**Stated task**
Your job is to restate each entry word for word.

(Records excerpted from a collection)
* start *

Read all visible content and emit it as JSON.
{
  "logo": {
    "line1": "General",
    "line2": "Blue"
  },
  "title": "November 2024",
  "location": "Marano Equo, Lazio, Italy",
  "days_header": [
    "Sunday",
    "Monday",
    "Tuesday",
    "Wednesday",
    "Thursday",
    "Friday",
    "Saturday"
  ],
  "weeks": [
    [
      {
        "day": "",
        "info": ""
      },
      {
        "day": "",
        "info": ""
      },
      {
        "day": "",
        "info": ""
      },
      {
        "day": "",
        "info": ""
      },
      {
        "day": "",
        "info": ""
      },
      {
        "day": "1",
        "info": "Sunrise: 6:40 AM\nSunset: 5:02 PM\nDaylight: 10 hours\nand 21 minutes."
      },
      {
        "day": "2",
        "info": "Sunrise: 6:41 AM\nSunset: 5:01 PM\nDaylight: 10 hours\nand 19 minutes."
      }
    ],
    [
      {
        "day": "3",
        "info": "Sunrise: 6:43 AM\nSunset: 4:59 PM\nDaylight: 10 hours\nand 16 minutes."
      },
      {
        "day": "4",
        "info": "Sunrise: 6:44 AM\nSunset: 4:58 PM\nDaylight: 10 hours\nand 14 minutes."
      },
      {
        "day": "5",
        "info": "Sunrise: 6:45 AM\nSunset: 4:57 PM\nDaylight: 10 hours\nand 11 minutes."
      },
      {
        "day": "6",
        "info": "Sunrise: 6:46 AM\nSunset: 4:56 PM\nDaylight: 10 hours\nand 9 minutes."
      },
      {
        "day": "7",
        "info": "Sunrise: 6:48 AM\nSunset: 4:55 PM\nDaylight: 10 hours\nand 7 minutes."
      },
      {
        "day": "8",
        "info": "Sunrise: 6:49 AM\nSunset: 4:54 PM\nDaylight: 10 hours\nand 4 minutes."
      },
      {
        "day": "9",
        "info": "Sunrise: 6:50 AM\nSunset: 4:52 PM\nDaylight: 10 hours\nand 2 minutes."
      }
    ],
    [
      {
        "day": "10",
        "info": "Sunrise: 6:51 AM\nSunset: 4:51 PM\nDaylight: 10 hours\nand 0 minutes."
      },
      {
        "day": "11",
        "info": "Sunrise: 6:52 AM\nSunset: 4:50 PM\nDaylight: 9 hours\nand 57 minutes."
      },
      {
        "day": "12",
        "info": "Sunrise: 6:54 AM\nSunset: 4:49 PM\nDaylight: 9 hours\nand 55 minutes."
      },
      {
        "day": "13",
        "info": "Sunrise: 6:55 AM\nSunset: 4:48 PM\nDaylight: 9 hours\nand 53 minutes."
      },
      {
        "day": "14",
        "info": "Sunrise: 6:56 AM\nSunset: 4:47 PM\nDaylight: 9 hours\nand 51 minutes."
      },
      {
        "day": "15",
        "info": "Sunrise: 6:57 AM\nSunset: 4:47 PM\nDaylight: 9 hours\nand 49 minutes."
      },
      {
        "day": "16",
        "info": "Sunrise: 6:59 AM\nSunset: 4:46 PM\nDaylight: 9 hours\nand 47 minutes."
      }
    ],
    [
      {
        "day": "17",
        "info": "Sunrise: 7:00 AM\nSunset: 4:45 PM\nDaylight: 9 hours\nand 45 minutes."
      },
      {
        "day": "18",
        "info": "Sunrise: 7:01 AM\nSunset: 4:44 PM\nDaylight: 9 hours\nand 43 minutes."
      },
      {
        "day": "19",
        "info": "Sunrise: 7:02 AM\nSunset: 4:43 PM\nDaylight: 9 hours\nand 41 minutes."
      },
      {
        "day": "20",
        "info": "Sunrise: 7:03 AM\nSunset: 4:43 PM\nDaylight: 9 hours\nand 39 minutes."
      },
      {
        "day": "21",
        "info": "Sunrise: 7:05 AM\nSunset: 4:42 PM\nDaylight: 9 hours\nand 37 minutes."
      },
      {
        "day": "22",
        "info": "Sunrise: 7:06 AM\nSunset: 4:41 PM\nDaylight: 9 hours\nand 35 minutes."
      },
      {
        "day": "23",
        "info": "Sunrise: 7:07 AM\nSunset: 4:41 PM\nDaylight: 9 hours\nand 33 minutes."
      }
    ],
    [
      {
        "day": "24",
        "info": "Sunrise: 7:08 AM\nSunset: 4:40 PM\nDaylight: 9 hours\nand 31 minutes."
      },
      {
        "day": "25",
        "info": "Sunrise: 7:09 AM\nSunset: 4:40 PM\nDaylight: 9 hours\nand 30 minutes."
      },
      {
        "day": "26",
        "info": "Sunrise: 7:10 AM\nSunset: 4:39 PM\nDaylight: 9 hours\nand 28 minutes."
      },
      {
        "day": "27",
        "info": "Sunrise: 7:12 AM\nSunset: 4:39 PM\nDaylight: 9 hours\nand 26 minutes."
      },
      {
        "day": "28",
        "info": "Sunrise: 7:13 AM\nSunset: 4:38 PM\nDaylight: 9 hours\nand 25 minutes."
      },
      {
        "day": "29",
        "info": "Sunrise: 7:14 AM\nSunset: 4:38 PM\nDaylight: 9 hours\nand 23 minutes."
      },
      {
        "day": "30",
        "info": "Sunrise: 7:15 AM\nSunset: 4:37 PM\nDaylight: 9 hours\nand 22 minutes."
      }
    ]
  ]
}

* end *

**Finished answer**
Read all visible content and emit it as JSON.
{
  "logo": {
    "line1": "General",
    "line2": "Blue"
  },
  "title": "November 2024",
  "location": "Marano Equo, Lazio, Italy",
  "days_header": [
    "Sunday",
    "Monday",
    "Tuesday",
    "Wednesday",
    "Thursday",
    "Friday",
    "Saturday"
  ],
  "weeks": [
    [
      {
        "day": "",
        "info": ""
      },
      {
        "day": "",
        "info": ""
      },
      {
        "day": "",
        "info": ""
      },
      {
        "day": "",
        "info": ""
      },
      {
        "day": "",
        "info": ""
      },
      {
        "day": "1",
        "info": "Sunrise: 6:40 AM\nSunset: 5:02 PM\nDaylight: 10 hours\nand 21 minutes."
      },
      {
        "day": "2",
        "info": "Sunrise: 6:41 AM\nSunset: 5:01 PM\nDaylight: 10 hours\nand 19 minutes."
      }
    ],
    [
      {
        "day": "3",
        "info": "Sunrise: 6:43 AM\nSunset: 4:59 PM\nDaylight: 10 hours\nand 16 minutes."
      },
      {
        "day": "4",
        "info": "Sunrise: 6:44 AM\nSunset: 4:58 PM\nDaylight: 10 hours\nand 14 minutes."
      },
      {
        "day": "5",
        "info": "Sunrise: 6:45 AM\nSunset: 4:57 PM\nDaylight: 10 hours\nand 11 minutes."
      },
      {
        "day": "6",
        "info": "Sunrise: 6:46 AM\nSunset: 4:56 PM\nDaylight: 10 hours\nand 9 minutes."
      },
      {
        "day": "7",
        "info": "Sunrise: 6:48 AM\nSunset: 4:55 PM\nDaylight: 10 hours\nand 7 minutes."
      },
      {
        "day": "8",
        "info": "Sunrise: 6:49 AM\nSunset: 4:54 PM\nDaylight: 10 hours\nand 4 minutes."
      },
      {
        "day": "9",
        "info": "Sunrise: 6:50 AM\nSunset: 4:52 PM\nDaylight: 10 hours\nand 2 minutes."
      }
    ],
    [
      {
        "day": "10",
        "info": "Sunrise: 6:51 AM\nSunset: 4:51 PM\nDaylight: 10 hours\nand 0 minutes."
      },
      {
        "day": "11",
        "info": "Sunrise: 6:52 AM\nSunset: 4:50 PM\nDaylight: 9 hours\nand 57 minutes."
      },
      {
        "day": "12",
        "info": "Sunrise: 6:54 AM\nSunset: 4:49 PM\nDaylight: 9 hours\nand 55 minutes."
      },
      {
        "day": "13",
        "info": "Sunrise: 6:55 AM\nSunset: 4:48 PM\nDaylight: 9 hours\nand 53 minutes."
      },
      {
        "day": "14",
        "info": "Sunrise: 6:56 AM\nSunset: 4:47 PM\nDaylight: 9 hours\nand 51 minutes."
      },
      {
        "day": "15",
        "info": "Sunrise: 6:57 AM\nSunset: 4:47 PM\nDaylight: 9 hours\nand 49 minutes."
      },
      {
        "day": "16",
        "info": "Sunrise: 6:59 AM\nSunset: 4:46 PM\nDaylight: 9 hours\nand 47 minutes."
      }
    ],
    [
      {
        "day": "17",
        "info": "Sunrise: 7:00 AM\nSunset: 4:45 PM\nDaylight: 9 hours\nand 45 minutes."
      },
      {
        "day": "18",
        "info": "Sunrise: 7:01 AM\nSunset: 4:44 PM\nDaylight: 9 hours\nand 43 minutes."
      },
      {
        "day": "19",
        "info": "Sunrise: 7:02 AM\nSunset: 4:43 PM\nDaylight: 9 hours\nand 41 minutes."
      },
      {
        "day": "20",
        "info": "Sunrise: 7:03 AM\nSunset: 4:43 PM\nDaylight: 9 hours\nand 39 minutes."
      },
      {
        "day": "21",
        "info": "Sunrise: 7:05 AM\nSunset: 4:42 PM\nDaylight: 9 hours\nand 37 minutes."
      },
      {
        "day": "22",
        "info": "Sunrise: 7:06 AM\nSunset: 4:41 PM\nDaylight: 9 hours\nand 35 minutes."
      },
      {
        "day": "23",
        "info": "Sunrise: 7:07 AM\nSunset: 4:41 PM\nDaylight: 9 hours\nand 33 minutes."
      }
    ],
    [
      {
        "day": "24",
        "info": "Sunrise: 7:08 AM\nSunset: 4:40 PM\nDaylight: 9 hours\nand 31 minutes."
      },
      {
        "day": "25",
        "info": "Sunrise: 7:09 AM\nSunset: 4:40 PM\nDaylight: 9 hours\nand 30 minutes."
      },
      {
        "day": "26",
        "info": "Sunrise: 7:10 AM\nSunset: 4:39 PM\nDaylight: 9 hours\nand 28 minutes."
      },
      {
        "day": "27",
        "info": "Sunrise: 7:12 AM\nSunset: 4:39 PM\nDaylight: 9 hours\nand 26 minutes."
      },
      {
        "day": "28",
        "info": "Sunrise: 7:13 AM\nSunset: 4:38 PM\nDaylight: 9 hours\nand 25 minutes."
      },
      {
        "day": "29",
        "info": "Sunrise: 7:14 AM\nSunset: 4:38 PM\nDaylight: 9 hours\nand 23 minutes."
      },
      {
        "day": "30",
        "info": "Sunrise: 7:15 AM\nSunset: 4:37 PM\nDaylight: 9 hours\nand 22 minutes."
      }
    ]
  ]
}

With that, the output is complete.